**WHAT IS REQUIRED**: Pull every line containing "chrome" from the entries.

[Data records]

····················

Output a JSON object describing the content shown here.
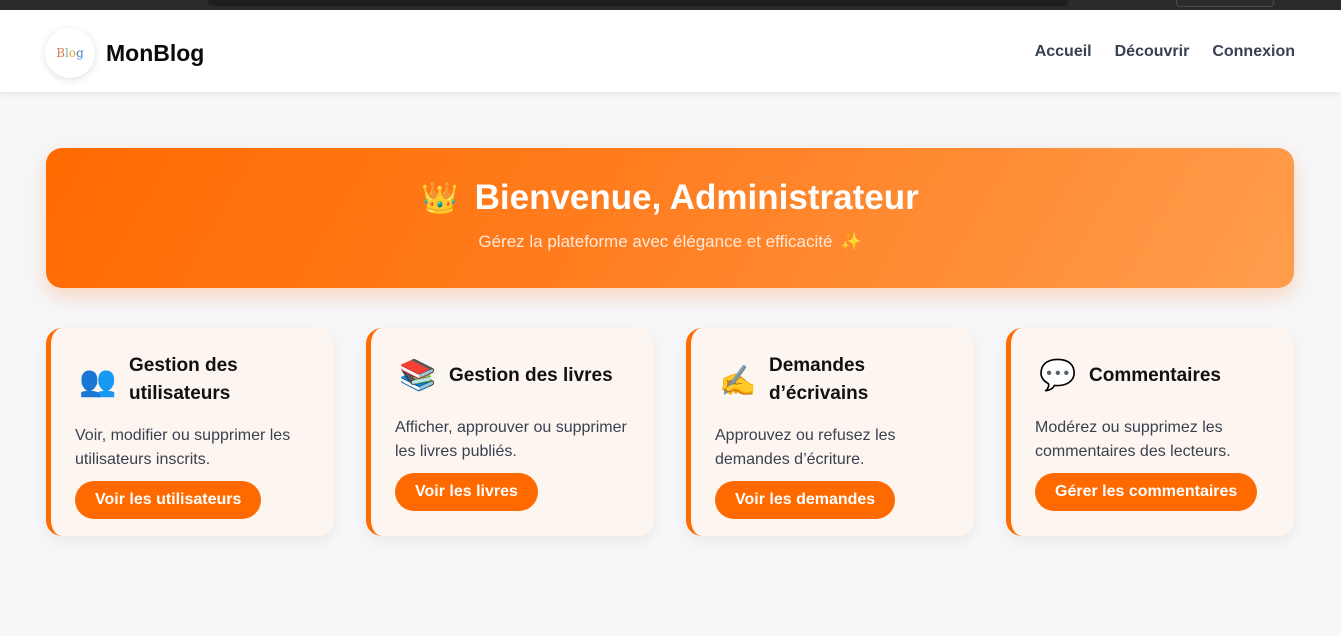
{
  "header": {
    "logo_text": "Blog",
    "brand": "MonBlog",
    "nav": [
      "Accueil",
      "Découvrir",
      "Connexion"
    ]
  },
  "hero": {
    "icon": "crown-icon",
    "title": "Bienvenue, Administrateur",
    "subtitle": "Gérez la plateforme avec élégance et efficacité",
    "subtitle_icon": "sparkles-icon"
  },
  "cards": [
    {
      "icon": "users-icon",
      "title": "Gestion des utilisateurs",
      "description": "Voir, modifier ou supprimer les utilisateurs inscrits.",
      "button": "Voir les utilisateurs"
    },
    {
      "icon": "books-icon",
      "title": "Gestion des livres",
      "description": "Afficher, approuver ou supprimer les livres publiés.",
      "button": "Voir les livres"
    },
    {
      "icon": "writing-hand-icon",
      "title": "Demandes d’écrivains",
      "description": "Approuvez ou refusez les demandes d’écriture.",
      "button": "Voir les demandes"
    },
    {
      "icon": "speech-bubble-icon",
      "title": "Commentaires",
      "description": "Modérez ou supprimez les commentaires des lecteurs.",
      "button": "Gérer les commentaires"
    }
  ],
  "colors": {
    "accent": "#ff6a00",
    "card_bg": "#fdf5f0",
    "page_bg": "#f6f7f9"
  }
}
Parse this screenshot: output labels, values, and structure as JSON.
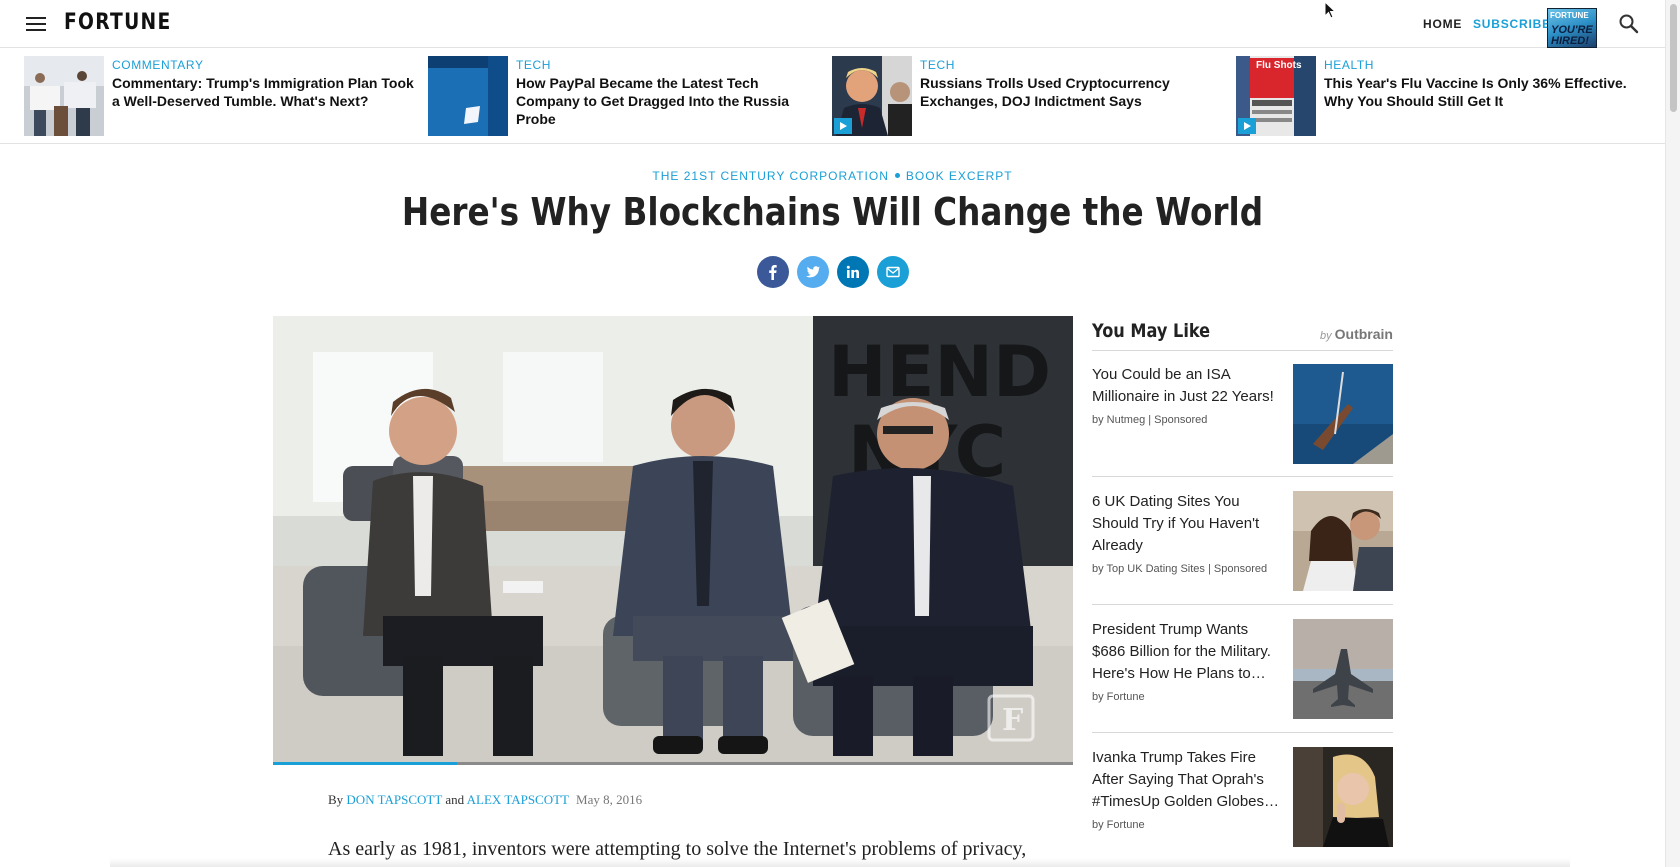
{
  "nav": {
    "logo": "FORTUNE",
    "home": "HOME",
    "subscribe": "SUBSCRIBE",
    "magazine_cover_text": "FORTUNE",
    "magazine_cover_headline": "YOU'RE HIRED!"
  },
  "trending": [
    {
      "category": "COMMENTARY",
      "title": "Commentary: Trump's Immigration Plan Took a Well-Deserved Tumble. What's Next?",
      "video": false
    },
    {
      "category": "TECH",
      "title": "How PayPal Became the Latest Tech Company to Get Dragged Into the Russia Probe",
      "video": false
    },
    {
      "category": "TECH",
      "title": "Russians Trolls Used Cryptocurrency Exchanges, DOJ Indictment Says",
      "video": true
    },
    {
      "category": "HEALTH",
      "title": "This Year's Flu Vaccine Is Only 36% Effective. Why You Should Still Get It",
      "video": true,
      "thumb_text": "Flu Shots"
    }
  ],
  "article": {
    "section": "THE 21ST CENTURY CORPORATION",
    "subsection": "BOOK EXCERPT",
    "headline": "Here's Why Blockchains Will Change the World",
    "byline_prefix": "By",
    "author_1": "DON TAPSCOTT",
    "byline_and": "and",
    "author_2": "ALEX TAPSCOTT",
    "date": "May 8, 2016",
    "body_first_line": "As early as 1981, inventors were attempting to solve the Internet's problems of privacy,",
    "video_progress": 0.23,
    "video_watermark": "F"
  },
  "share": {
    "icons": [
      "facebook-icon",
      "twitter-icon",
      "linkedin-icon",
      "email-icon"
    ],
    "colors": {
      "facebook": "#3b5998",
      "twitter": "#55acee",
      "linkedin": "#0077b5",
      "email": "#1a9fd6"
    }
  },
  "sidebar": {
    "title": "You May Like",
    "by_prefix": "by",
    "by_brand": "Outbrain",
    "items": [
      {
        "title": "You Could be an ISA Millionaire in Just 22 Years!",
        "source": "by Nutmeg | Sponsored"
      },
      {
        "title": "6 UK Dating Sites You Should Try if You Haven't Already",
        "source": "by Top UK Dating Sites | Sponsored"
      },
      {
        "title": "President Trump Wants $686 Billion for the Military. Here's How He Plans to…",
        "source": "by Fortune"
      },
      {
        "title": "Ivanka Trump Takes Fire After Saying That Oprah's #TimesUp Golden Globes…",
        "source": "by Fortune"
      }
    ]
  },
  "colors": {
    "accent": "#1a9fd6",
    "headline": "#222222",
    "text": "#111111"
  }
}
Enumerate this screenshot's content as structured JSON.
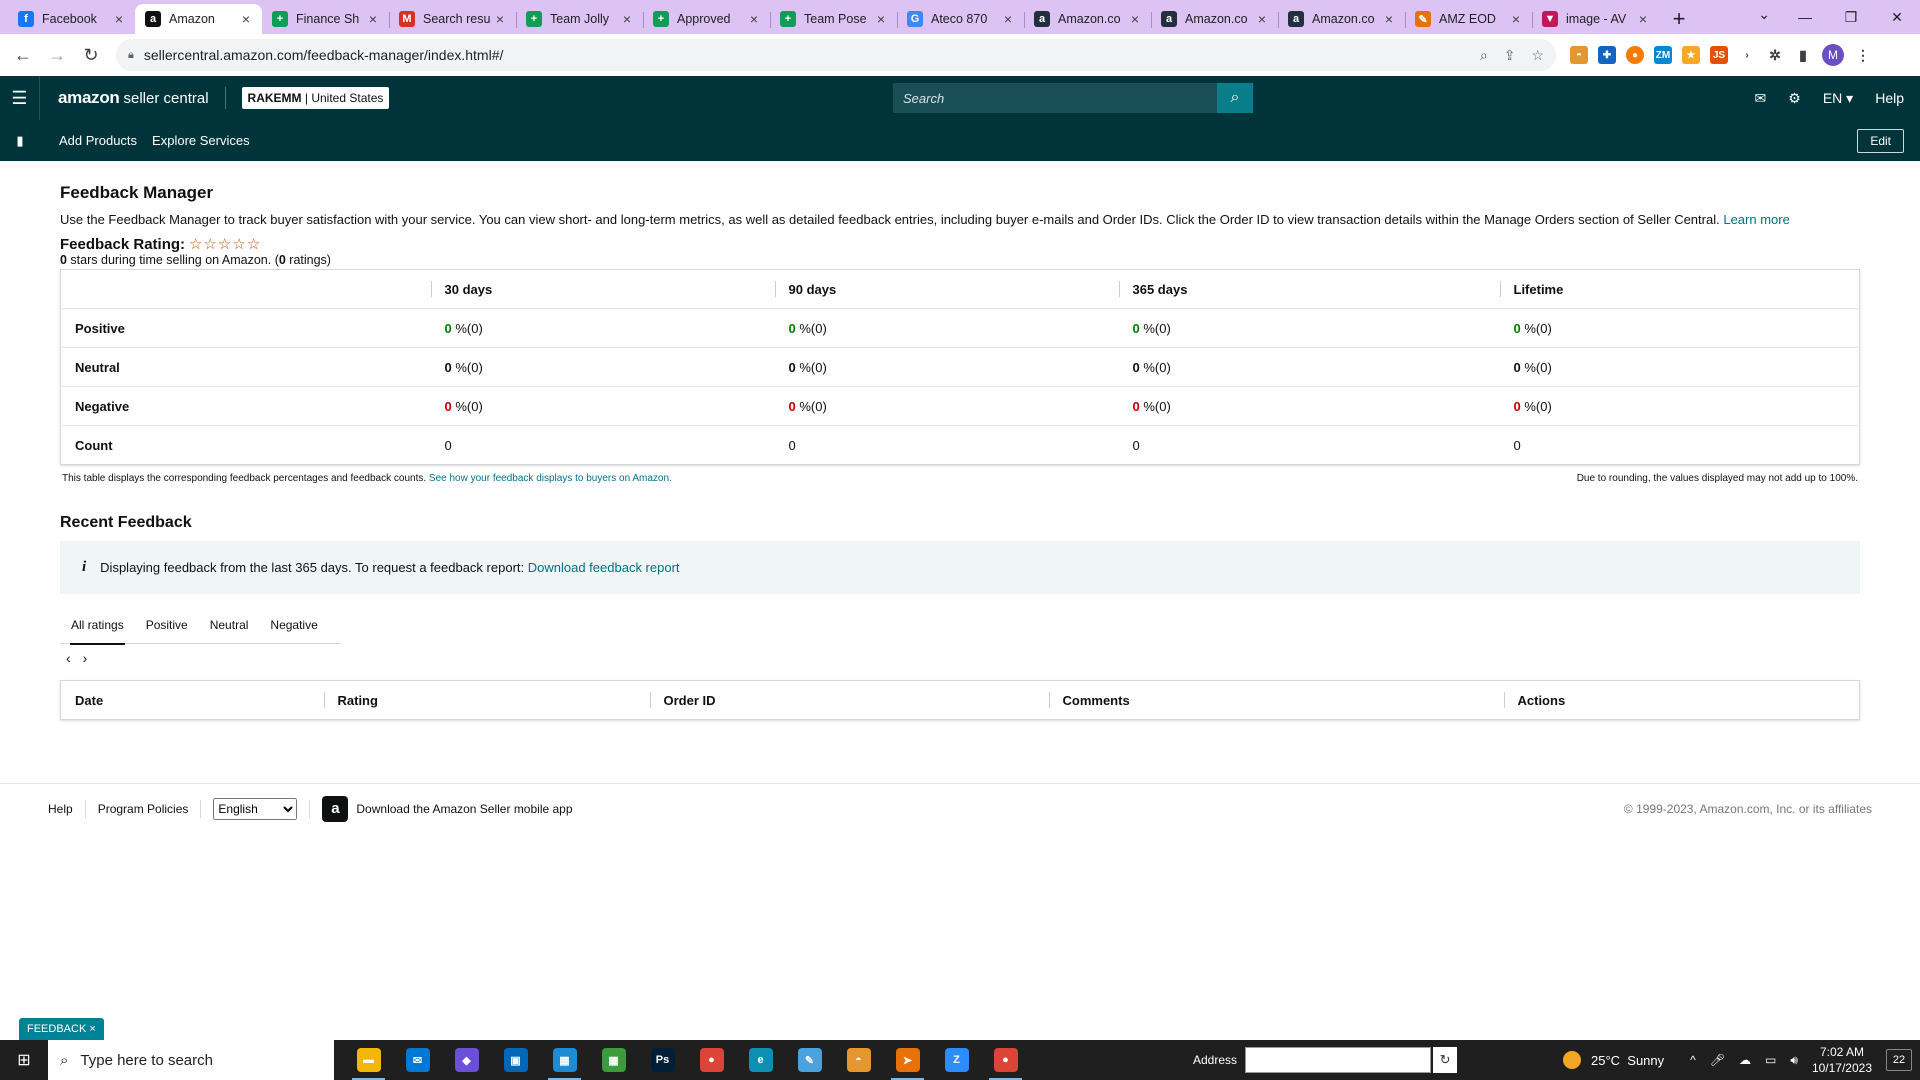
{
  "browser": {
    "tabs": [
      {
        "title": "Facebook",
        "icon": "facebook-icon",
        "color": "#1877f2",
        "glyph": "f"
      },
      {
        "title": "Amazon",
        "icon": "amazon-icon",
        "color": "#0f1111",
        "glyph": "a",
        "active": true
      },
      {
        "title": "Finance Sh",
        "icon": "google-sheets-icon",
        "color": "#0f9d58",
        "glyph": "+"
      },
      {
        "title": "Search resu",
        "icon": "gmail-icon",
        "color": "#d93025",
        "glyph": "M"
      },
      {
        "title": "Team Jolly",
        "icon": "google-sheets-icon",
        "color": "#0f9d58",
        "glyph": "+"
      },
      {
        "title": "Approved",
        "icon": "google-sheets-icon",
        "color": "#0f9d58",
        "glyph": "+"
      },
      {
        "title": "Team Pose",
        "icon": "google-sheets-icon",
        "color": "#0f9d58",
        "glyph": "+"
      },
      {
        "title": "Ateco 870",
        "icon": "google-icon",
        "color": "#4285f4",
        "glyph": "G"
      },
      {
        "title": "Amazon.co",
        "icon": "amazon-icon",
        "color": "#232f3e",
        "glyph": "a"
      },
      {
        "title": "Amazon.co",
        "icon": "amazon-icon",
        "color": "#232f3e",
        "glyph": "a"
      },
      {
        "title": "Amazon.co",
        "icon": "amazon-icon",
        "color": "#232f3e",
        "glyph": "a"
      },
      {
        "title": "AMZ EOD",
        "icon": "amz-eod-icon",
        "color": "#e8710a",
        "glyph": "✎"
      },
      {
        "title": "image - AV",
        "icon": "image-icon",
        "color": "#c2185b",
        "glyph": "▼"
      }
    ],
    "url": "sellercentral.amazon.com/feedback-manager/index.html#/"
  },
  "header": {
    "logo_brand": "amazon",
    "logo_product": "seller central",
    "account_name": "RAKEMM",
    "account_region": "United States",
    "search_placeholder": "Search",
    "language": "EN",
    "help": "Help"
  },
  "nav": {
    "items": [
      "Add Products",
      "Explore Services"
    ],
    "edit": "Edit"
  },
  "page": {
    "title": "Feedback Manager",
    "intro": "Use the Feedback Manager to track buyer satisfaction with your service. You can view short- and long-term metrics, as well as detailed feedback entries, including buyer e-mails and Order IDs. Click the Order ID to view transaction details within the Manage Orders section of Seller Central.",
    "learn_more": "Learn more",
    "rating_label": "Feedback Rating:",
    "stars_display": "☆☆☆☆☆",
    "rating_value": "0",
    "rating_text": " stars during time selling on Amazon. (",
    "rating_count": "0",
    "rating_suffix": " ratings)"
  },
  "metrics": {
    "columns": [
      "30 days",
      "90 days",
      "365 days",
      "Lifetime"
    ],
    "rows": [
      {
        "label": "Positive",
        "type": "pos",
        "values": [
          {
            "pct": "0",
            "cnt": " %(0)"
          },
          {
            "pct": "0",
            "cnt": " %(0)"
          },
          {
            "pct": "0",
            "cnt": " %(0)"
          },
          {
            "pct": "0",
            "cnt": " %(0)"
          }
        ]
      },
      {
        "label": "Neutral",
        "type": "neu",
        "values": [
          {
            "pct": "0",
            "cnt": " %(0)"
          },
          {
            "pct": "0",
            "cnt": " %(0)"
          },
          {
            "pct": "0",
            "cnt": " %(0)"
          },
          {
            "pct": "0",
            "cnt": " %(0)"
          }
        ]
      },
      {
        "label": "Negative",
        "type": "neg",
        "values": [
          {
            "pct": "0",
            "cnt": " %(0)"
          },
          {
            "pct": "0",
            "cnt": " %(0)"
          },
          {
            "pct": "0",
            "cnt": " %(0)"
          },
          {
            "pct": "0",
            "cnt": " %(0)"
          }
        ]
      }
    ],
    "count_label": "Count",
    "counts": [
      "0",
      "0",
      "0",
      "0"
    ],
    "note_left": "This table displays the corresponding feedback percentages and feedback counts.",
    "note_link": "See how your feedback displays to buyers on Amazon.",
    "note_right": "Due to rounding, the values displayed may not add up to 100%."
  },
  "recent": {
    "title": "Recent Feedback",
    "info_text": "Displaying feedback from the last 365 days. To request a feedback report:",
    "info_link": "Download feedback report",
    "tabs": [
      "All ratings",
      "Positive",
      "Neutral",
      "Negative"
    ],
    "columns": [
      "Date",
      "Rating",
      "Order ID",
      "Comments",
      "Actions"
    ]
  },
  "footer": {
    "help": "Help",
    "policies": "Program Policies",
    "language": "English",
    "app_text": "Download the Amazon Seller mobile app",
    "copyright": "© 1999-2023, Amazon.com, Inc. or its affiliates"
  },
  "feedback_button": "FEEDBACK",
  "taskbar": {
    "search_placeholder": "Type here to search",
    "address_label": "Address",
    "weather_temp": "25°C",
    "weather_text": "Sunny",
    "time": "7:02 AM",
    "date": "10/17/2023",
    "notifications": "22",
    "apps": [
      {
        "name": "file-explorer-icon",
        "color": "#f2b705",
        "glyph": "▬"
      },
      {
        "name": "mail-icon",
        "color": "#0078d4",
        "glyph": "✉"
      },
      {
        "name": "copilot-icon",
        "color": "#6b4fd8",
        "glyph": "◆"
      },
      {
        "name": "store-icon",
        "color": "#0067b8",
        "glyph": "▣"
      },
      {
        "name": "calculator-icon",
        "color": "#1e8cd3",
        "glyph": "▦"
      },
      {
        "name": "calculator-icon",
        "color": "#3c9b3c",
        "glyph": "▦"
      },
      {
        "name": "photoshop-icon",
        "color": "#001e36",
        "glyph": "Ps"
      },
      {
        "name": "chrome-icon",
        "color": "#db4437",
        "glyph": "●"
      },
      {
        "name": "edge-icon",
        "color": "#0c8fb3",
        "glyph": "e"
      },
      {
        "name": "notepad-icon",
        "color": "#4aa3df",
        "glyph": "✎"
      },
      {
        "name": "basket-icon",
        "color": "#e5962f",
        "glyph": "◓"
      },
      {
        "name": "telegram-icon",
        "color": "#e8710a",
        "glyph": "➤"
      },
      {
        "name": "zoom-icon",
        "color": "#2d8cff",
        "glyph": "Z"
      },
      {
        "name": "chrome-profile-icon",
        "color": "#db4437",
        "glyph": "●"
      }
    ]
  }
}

····················

**WRITTEN REPLY**:
        "name": "chrome-icon",
        "name": "chrome-profile-icon",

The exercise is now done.